Files
diskprices_extractor/diskprices.py
2024-08-12 06:43:22 +00:00

105 lines
2.8 KiB
Python

#!/usr/bin/env python
######################################################################
# Another (better) version of diskprices extractor using python. It's
# slow, but it works.
#
# Example:
#
# $ ./diskprices.py -d 20150821000331 -o csv
# $ ./diskprices.py -d 20150821000331 -o json
#
######################################################################
import sys
import argparse
import html
import httpx
from bs4 import BeautifulSoup
import csv
import json
def fetch(date, target="https://diskprices.com", timeout=30.0):
"""
fetch html from archive.org. httpx is used instead of default
http client because of redirections.
"""
host = ["https://web.archive.org","web", date, target]
url = "/".join(host)
response = httpx.get(url, follow_redirects=True, timeout=timeout)
return response.text
def parse(page):
"""
parse diskprices html page and convert table to a dict.
"""
parsed = BeautifulSoup(page, features="html.parser")
table = parsed.find(id="diskprices")
lines = parsed.find_all('tr')
result = []
for line in lines:
# first we looks for headers
headers = line.find_all('th')

━━━━━━━━━━

### Exercise A
Check each statement against the diskprices script and answer yes or no, quoting the words from the script that decide it. (i) The script uses httpx instead of the default HTTP client because of redirections. (ii) The fetch function has a default timeout of 60 seconds. (iii) The parse function locates the table by the id "diskprices".
### Exercise B
Resume the diskprices script from its last line shown.
This material comes from a separate source.

Material from a data collection
━━━━━━━━━━

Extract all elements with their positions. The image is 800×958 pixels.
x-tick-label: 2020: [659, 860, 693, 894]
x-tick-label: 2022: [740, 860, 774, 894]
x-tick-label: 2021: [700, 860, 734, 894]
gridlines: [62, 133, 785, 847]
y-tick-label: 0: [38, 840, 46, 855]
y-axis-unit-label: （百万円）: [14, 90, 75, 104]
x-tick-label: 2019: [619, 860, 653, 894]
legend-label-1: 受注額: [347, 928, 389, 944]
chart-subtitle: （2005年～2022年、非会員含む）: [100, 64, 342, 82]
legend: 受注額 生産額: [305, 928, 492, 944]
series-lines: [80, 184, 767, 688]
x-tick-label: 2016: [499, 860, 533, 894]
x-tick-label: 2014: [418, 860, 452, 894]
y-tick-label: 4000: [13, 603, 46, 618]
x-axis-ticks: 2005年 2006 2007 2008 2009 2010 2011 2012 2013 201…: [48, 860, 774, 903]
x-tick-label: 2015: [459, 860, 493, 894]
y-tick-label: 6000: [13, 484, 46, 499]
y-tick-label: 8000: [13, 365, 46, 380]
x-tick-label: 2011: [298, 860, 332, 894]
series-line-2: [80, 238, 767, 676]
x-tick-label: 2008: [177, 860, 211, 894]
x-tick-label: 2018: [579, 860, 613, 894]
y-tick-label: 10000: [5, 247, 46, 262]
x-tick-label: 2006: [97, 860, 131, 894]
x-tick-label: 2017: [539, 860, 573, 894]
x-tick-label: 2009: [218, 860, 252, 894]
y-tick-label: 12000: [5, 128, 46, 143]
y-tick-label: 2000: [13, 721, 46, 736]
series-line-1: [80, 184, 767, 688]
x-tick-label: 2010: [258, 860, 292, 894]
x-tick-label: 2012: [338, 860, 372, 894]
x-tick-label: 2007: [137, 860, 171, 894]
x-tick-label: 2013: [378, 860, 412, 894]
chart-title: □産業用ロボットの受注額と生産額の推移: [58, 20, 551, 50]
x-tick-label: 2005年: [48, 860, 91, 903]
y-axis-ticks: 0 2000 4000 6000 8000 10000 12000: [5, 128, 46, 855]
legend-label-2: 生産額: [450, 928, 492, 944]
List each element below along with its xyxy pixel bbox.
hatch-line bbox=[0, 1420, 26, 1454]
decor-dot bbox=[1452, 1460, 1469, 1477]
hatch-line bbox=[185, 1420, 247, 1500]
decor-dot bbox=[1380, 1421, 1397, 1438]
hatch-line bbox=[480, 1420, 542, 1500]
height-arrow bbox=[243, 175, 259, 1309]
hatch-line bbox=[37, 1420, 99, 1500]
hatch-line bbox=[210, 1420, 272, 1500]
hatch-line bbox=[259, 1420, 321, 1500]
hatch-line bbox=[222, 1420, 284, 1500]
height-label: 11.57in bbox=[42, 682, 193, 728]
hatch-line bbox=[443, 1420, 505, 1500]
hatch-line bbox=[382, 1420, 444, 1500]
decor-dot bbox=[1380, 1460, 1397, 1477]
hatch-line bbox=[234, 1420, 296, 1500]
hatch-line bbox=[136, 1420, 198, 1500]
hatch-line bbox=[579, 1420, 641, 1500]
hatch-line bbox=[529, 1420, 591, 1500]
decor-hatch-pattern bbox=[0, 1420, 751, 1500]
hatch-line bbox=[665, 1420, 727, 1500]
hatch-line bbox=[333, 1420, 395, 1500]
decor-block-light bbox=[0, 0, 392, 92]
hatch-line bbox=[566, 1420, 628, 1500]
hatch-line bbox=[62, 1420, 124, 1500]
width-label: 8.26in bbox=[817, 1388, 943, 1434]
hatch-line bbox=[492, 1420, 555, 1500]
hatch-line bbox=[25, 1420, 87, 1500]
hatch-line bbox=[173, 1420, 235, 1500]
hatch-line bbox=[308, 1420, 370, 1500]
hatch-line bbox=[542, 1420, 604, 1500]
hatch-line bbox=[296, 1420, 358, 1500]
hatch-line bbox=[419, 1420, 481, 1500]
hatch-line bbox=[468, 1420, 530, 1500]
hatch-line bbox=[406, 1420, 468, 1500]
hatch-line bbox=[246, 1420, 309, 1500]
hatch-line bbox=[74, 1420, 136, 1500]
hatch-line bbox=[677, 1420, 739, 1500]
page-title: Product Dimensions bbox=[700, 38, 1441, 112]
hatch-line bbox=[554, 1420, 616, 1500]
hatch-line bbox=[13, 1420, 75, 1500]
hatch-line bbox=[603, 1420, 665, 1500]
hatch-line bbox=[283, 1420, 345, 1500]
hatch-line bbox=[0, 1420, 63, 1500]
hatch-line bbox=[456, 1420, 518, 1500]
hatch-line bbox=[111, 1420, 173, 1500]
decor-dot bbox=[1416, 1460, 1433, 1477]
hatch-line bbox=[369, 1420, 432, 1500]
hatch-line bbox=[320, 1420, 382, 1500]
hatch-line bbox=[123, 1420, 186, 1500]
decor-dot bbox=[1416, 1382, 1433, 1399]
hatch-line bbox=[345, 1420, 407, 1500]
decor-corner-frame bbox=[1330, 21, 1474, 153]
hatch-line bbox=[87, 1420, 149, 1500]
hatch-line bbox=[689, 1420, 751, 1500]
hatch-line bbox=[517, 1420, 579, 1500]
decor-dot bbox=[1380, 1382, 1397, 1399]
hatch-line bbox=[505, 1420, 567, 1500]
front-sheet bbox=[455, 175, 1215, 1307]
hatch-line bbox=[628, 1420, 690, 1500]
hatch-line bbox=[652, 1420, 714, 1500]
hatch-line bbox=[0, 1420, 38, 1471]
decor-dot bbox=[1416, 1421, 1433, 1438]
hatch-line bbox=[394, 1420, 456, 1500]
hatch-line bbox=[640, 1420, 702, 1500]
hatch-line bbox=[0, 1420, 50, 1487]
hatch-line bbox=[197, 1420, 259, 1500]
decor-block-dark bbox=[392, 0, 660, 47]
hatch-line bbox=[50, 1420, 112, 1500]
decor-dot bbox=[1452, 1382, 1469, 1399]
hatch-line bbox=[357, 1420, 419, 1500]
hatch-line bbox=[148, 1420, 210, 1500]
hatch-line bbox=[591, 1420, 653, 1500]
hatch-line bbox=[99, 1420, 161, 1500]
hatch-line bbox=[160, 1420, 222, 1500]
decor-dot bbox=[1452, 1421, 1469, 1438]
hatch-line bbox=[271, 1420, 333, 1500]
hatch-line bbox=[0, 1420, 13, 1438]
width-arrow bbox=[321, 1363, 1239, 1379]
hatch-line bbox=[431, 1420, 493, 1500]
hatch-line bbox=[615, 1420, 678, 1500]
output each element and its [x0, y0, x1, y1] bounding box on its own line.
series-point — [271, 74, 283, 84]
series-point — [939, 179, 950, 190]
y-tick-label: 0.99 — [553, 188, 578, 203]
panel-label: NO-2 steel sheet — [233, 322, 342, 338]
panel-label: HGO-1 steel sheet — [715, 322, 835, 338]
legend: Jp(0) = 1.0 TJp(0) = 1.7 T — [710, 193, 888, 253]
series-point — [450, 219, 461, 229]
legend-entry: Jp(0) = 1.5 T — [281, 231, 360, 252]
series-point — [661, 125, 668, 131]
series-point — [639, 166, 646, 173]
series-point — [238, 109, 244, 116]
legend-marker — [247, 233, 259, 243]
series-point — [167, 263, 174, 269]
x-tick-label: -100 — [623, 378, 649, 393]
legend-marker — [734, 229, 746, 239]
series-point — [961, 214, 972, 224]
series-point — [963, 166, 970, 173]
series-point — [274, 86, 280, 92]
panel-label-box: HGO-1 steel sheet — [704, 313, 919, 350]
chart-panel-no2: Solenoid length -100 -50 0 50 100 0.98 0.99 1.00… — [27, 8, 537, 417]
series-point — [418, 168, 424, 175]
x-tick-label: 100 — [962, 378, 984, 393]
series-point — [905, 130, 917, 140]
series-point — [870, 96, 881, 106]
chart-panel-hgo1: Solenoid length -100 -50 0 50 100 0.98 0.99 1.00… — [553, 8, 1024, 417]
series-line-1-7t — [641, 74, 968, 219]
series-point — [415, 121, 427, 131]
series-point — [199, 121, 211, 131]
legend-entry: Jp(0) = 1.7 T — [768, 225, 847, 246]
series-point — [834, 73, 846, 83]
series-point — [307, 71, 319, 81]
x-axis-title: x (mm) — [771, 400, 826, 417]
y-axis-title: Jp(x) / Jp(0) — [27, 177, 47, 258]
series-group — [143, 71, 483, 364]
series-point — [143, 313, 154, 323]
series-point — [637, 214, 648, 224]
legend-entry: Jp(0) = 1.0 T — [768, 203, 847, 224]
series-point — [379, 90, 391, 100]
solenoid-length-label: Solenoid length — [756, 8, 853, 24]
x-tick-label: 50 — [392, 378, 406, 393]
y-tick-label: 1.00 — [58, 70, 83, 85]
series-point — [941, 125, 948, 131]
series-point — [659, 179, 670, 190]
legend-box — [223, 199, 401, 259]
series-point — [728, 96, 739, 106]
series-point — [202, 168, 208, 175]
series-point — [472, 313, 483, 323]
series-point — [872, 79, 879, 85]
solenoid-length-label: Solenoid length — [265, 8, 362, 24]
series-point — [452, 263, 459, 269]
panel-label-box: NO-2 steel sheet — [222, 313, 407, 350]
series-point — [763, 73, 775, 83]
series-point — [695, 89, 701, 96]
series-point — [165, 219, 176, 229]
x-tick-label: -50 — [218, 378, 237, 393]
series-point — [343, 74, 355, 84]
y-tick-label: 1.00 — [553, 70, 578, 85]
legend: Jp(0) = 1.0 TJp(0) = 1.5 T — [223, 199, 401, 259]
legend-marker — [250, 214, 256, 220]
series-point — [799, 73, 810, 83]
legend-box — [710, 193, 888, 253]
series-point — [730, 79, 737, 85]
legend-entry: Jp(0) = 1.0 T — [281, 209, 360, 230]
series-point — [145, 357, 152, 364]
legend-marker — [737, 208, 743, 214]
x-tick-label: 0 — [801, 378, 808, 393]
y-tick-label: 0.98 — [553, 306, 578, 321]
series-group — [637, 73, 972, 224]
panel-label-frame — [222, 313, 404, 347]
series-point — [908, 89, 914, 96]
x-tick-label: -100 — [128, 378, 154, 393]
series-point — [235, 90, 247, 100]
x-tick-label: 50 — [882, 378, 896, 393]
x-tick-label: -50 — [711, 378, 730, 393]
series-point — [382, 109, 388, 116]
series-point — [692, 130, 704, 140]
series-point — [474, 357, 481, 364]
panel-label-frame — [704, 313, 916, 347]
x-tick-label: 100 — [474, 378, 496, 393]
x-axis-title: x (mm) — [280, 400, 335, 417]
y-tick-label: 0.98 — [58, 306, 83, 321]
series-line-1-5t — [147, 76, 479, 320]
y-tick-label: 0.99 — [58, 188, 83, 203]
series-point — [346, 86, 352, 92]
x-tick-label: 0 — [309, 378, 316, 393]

━━━━━━━━━━

### Final answer A
(i) Yes: "httpx is used instead of default http client because of redirections."
(ii) No: "timeout=30.0"
(iii) Yes: "table = parsed.find(id="diskprices")"

### Final answer B
if headers:
data = list(map(lambda x: string_converter(x.text), headers))
result.append(data)
next
# then we looks for items
items = line.find_all('td')
if items:
data = list(map(lambda x: string_converter(x.text), items))
result.append(data)
next
return result
def string_converter(text):
"""
sanitize and unencode content from each items.
"""
entities = html.unescape(text)
cleanup = entities.encode("ascii", "ignore")
utf8 = str(cleanup, 'utf-8')
return utf8
def to_csv(parsed):
"""
convert parsed results to csv.
"""
writer = csv.writer(sys.stdout, quotechar='"', delimiter=';', quoting=csv.QUOTE_MINIMAL)
for line in parsed:
writer.writerow(line)
def to_json(parsed):
"""
convert parsed results to json.
"""
headers = parsed.pop(0)
buffer = []
for line in parsed:
element = {}
index = 0
for item in line:
element[headers[index]] = item
index += 1
buffer.append(element)
return json.dumps(buffer)
if __name__ == '__main__':
parser = argparse.ArgumentParser(
prog='diskprices',
description='diskprices extractor',
)
parser.add_argument('-d', '--date', required=True)
parser.add_argument('-o', '--output', default="csv")
# parser.add_argument('-t', '--timeout')
args = parser.parse_args()
page = fetch(args.date)
parsed = parse(page)
if args.output == "json":
print(to_json(parsed))
else:
to_csv(parsed)